What you have to do: Return every line of the records below verbatim, with no pictures in the copy.
··· Stored records
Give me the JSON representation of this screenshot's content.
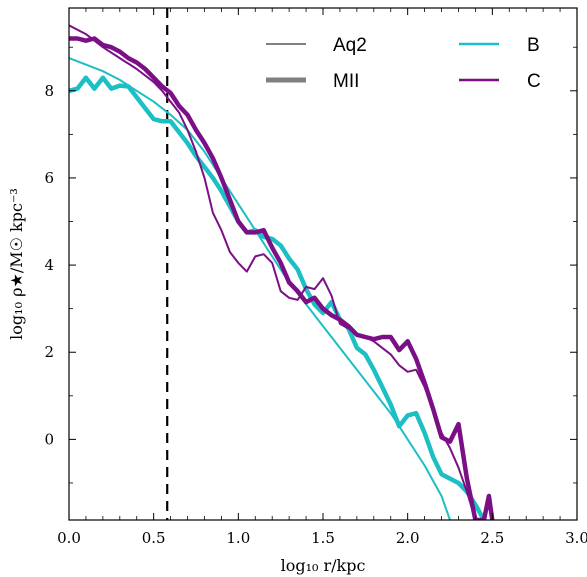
{
  "chart_data": {
    "type": "line",
    "xlabel": "log₁₀ r/kpc",
    "ylabel": "log₁₀ ρ★/M☉ kpc⁻³",
    "xlim": [
      0.0,
      3.0
    ],
    "ylim": [
      -1.85,
      9.9
    ],
    "xticks": [
      0.0,
      0.5,
      1.0,
      1.5,
      2.0,
      2.5,
      3.0
    ],
    "xtick_labels": [
      "0.0",
      "0.5",
      "1.0",
      "1.5",
      "2.0",
      "2.5",
      "3.0"
    ],
    "yticks": [
      0,
      2,
      4,
      6,
      8
    ],
    "ytick_labels": [
      "0",
      "2",
      "4",
      "6",
      "8"
    ],
    "grid": false,
    "vline": {
      "x": 0.58,
      "style": "dashed",
      "color": "#000000"
    },
    "legend": {
      "placement": "top-right",
      "styles": [
        {
          "label": "Aq2",
          "color": "#808080",
          "weight": "thin"
        },
        {
          "label": "MII",
          "color": "#808080",
          "weight": "thick"
        }
      ],
      "halos": [
        {
          "label": "B",
          "color": "#1cbfc4"
        },
        {
          "label": "C",
          "color": "#7b0f86"
        }
      ]
    },
    "series": [
      {
        "halo": "B",
        "style": "Aq2",
        "color": "#1cbfc4",
        "x": [
          0.0,
          0.1,
          0.2,
          0.3,
          0.4,
          0.5,
          0.6,
          0.7,
          0.8,
          0.9,
          1.0,
          1.1,
          1.2,
          1.3,
          1.4,
          1.5,
          1.6,
          1.7,
          1.8,
          1.9,
          2.0,
          2.1,
          2.2,
          2.25
        ],
        "values": [
          8.75,
          8.6,
          8.45,
          8.25,
          8.0,
          7.75,
          7.45,
          7.1,
          6.6,
          6.0,
          5.4,
          4.8,
          4.2,
          3.6,
          3.1,
          2.6,
          2.1,
          1.6,
          1.1,
          0.6,
          0.0,
          -0.6,
          -1.3,
          -1.85
        ]
      },
      {
        "halo": "B",
        "style": "MII",
        "color": "#1cbfc4",
        "x": [
          0.0,
          0.05,
          0.1,
          0.15,
          0.2,
          0.25,
          0.3,
          0.35,
          0.4,
          0.45,
          0.5,
          0.55,
          0.6,
          0.65,
          0.7,
          0.75,
          0.8,
          0.85,
          0.9,
          0.95,
          1.0,
          1.05,
          1.1,
          1.15,
          1.2,
          1.25,
          1.3,
          1.35,
          1.4,
          1.45,
          1.5,
          1.55,
          1.6,
          1.65,
          1.7,
          1.75,
          1.8,
          1.85,
          1.9,
          1.95,
          2.0,
          2.05,
          2.1,
          2.15,
          2.2,
          2.25,
          2.3,
          2.35,
          2.4,
          2.45
        ],
        "values": [
          8.0,
          8.05,
          8.3,
          8.05,
          8.3,
          8.05,
          8.12,
          8.1,
          7.85,
          7.6,
          7.35,
          7.3,
          7.3,
          7.05,
          6.8,
          6.5,
          6.25,
          6.0,
          5.7,
          5.35,
          5.0,
          4.75,
          4.8,
          4.65,
          4.6,
          4.45,
          4.15,
          3.9,
          3.45,
          3.1,
          2.9,
          3.15,
          2.75,
          2.55,
          2.1,
          1.95,
          1.6,
          1.2,
          0.8,
          0.3,
          0.55,
          0.6,
          0.15,
          -0.4,
          -0.8,
          -0.9,
          -1.0,
          -1.2,
          -1.5,
          -1.85
        ]
      },
      {
        "halo": "C",
        "style": "Aq2",
        "color": "#7b0f86",
        "x": [
          0.0,
          0.1,
          0.2,
          0.3,
          0.4,
          0.5,
          0.55,
          0.6,
          0.65,
          0.7,
          0.75,
          0.8,
          0.85,
          0.9,
          0.95,
          1.0,
          1.05,
          1.1,
          1.15,
          1.2,
          1.25,
          1.3,
          1.35,
          1.4,
          1.45,
          1.5,
          1.55,
          1.6,
          1.65,
          1.7,
          1.75,
          1.8,
          1.85,
          1.9,
          1.95,
          2.0,
          2.05,
          2.1,
          2.15,
          2.2,
          2.25,
          2.3,
          2.35,
          2.4
        ],
        "values": [
          9.5,
          9.3,
          9.0,
          8.75,
          8.5,
          8.2,
          8.0,
          7.75,
          7.5,
          7.1,
          6.6,
          6.0,
          5.2,
          4.8,
          4.3,
          4.05,
          3.85,
          4.2,
          4.25,
          4.05,
          3.4,
          3.25,
          3.2,
          3.5,
          3.45,
          3.7,
          3.3,
          2.65,
          2.55,
          2.4,
          2.35,
          2.25,
          2.1,
          1.95,
          1.7,
          1.55,
          1.6,
          1.2,
          0.7,
          0.15,
          -0.2,
          -0.65,
          -1.2,
          -1.85
        ]
      },
      {
        "halo": "C",
        "style": "MII",
        "color": "#7b0f86",
        "x": [
          0.0,
          0.05,
          0.1,
          0.15,
          0.2,
          0.25,
          0.3,
          0.35,
          0.4,
          0.45,
          0.5,
          0.55,
          0.6,
          0.65,
          0.7,
          0.75,
          0.8,
          0.85,
          0.9,
          0.95,
          1.0,
          1.05,
          1.1,
          1.15,
          1.2,
          1.25,
          1.3,
          1.35,
          1.4,
          1.45,
          1.5,
          1.55,
          1.6,
          1.65,
          1.7,
          1.75,
          1.8,
          1.85,
          1.9,
          1.95,
          2.0,
          2.05,
          2.1,
          2.15,
          2.2,
          2.25,
          2.3,
          2.35,
          2.4,
          2.45,
          2.48,
          2.5
        ],
        "values": [
          9.2,
          9.2,
          9.15,
          9.2,
          9.05,
          9.0,
          8.9,
          8.75,
          8.65,
          8.5,
          8.3,
          8.1,
          7.95,
          7.65,
          7.45,
          7.1,
          6.8,
          6.45,
          6.0,
          5.5,
          5.0,
          4.75,
          4.75,
          4.8,
          4.4,
          4.05,
          3.6,
          3.4,
          3.15,
          3.25,
          3.0,
          2.85,
          2.75,
          2.6,
          2.4,
          2.35,
          2.3,
          2.35,
          2.35,
          2.05,
          2.25,
          1.85,
          1.3,
          0.7,
          0.05,
          -0.05,
          0.35,
          -0.9,
          -1.85,
          -1.85,
          -1.3,
          -1.85
        ]
      }
    ]
  }
}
······
Final result:
Give me the JSON representation of this screenshot's content.
{
  "chart_data": {
    "type": "line",
    "xlabel": "log₁₀ r/kpc",
    "ylabel": "log₁₀ ρ★/M☉ kpc⁻³",
    "xlim": [
      0.0,
      3.0
    ],
    "ylim": [
      -1.85,
      9.9
    ],
    "xticks": [
      0.0,
      0.5,
      1.0,
      1.5,
      2.0,
      2.5,
      3.0
    ],
    "xtick_labels": [
      "0.0",
      "0.5",
      "1.0",
      "1.5",
      "2.0",
      "2.5",
      "3.0"
    ],
    "yticks": [
      0,
      2,
      4,
      6,
      8
    ],
    "ytick_labels": [
      "0",
      "2",
      "4",
      "6",
      "8"
    ],
    "grid": false,
    "vline": {
      "x": 0.58,
      "style": "dashed",
      "color": "#000000"
    },
    "legend": {
      "placement": "top-right",
      "styles": [
        {
          "label": "Aq2",
          "color": "#808080",
          "weight": "thin"
        },
        {
          "label": "MII",
          "color": "#808080",
          "weight": "thick"
        }
      ],
      "halos": [
        {
          "label": "B",
          "color": "#1cbfc4"
        },
        {
          "label": "C",
          "color": "#7b0f86"
        }
      ]
    },
    "series": [
      {
        "halo": "B",
        "style": "Aq2",
        "color": "#1cbfc4",
        "x": [
          0.0,
          0.1,
          0.2,
          0.3,
          0.4,
          0.5,
          0.6,
          0.7,
          0.8,
          0.9,
          1.0,
          1.1,
          1.2,
          1.3,
          1.4,
          1.5,
          1.6,
          1.7,
          1.8,
          1.9,
          2.0,
          2.1,
          2.2,
          2.25
        ],
        "values": [
          8.75,
          8.6,
          8.45,
          8.25,
          8.0,
          7.75,
          7.45,
          7.1,
          6.6,
          6.0,
          5.4,
          4.8,
          4.2,
          3.6,
          3.1,
          2.6,
          2.1,
          1.6,
          1.1,
          0.6,
          0.0,
          -0.6,
          -1.3,
          -1.85
        ]
      },
      {
        "halo": "B",
        "style": "MII",
        "color": "#1cbfc4",
        "x": [
          0.0,
          0.05,
          0.1,
          0.15,
          0.2,
          0.25,
          0.3,
          0.35,
          0.4,
          0.45,
          0.5,
          0.55,
          0.6,
          0.65,
          0.7,
          0.75,
          0.8,
          0.85,
          0.9,
          0.95,
          1.0,
          1.05,
          1.1,
          1.15,
          1.2,
          1.25,
          1.3,
          1.35,
          1.4,
          1.45,
          1.5,
          1.55,
          1.6,
          1.65,
          1.7,
          1.75,
          1.8,
          1.85,
          1.9,
          1.95,
          2.0,
          2.05,
          2.1,
          2.15,
          2.2,
          2.25,
          2.3,
          2.35,
          2.4,
          2.45
        ],
        "values": [
          8.0,
          8.05,
          8.3,
          8.05,
          8.3,
          8.05,
          8.12,
          8.1,
          7.85,
          7.6,
          7.35,
          7.3,
          7.3,
          7.05,
          6.8,
          6.5,
          6.25,
          6.0,
          5.7,
          5.35,
          5.0,
          4.75,
          4.8,
          4.65,
          4.6,
          4.45,
          4.15,
          3.9,
          3.45,
          3.1,
          2.9,
          3.15,
          2.75,
          2.55,
          2.1,
          1.95,
          1.6,
          1.2,
          0.8,
          0.3,
          0.55,
          0.6,
          0.15,
          -0.4,
          -0.8,
          -0.9,
          -1.0,
          -1.2,
          -1.5,
          -1.85
        ]
      },
      {
        "halo": "C",
        "style": "Aq2",
        "color": "#7b0f86",
        "x": [
          0.0,
          0.1,
          0.2,
          0.3,
          0.4,
          0.5,
          0.55,
          0.6,
          0.65,
          0.7,
          0.75,
          0.8,
          0.85,
          0.9,
          0.95,
          1.0,
          1.05,
          1.1,
          1.15,
          1.2,
          1.25,
          1.3,
          1.35,
          1.4,
          1.45,
          1.5,
          1.55,
          1.6,
          1.65,
          1.7,
          1.75,
          1.8,
          1.85,
          1.9,
          1.95,
          2.0,
          2.05,
          2.1,
          2.15,
          2.2,
          2.25,
          2.3,
          2.35,
          2.4
        ],
        "values": [
          9.5,
          9.3,
          9.0,
          8.75,
          8.5,
          8.2,
          8.0,
          7.75,
          7.5,
          7.1,
          6.6,
          6.0,
          5.2,
          4.8,
          4.3,
          4.05,
          3.85,
          4.2,
          4.25,
          4.05,
          3.4,
          3.25,
          3.2,
          3.5,
          3.45,
          3.7,
          3.3,
          2.65,
          2.55,
          2.4,
          2.35,
          2.25,
          2.1,
          1.95,
          1.7,
          1.55,
          1.6,
          1.2,
          0.7,
          0.15,
          -0.2,
          -0.65,
          -1.2,
          -1.85
        ]
      },
      {
        "halo": "C",
        "style": "MII",
        "color": "#7b0f86",
        "x": [
          0.0,
          0.05,
          0.1,
          0.15,
          0.2,
          0.25,
          0.3,
          0.35,
          0.4,
          0.45,
          0.5,
          0.55,
          0.6,
          0.65,
          0.7,
          0.75,
          0.8,
          0.85,
          0.9,
          0.95,
          1.0,
          1.05,
          1.1,
          1.15,
          1.2,
          1.25,
          1.3,
          1.35,
          1.4,
          1.45,
          1.5,
          1.55,
          1.6,
          1.65,
          1.7,
          1.75,
          1.8,
          1.85,
          1.9,
          1.95,
          2.0,
          2.05,
          2.1,
          2.15,
          2.2,
          2.25,
          2.3,
          2.35,
          2.4,
          2.45,
          2.48,
          2.5
        ],
        "values": [
          9.2,
          9.2,
          9.15,
          9.2,
          9.05,
          9.0,
          8.9,
          8.75,
          8.65,
          8.5,
          8.3,
          8.1,
          7.95,
          7.65,
          7.45,
          7.1,
          6.8,
          6.45,
          6.0,
          5.5,
          5.0,
          4.75,
          4.75,
          4.8,
          4.4,
          4.05,
          3.6,
          3.4,
          3.15,
          3.25,
          3.0,
          2.85,
          2.75,
          2.6,
          2.4,
          2.35,
          2.3,
          2.35,
          2.35,
          2.05,
          2.25,
          1.85,
          1.3,
          0.7,
          0.05,
          -0.05,
          0.35,
          -0.9,
          -1.85,
          -1.85,
          -1.3,
          -1.85
        ]
      }
    ]
  }
}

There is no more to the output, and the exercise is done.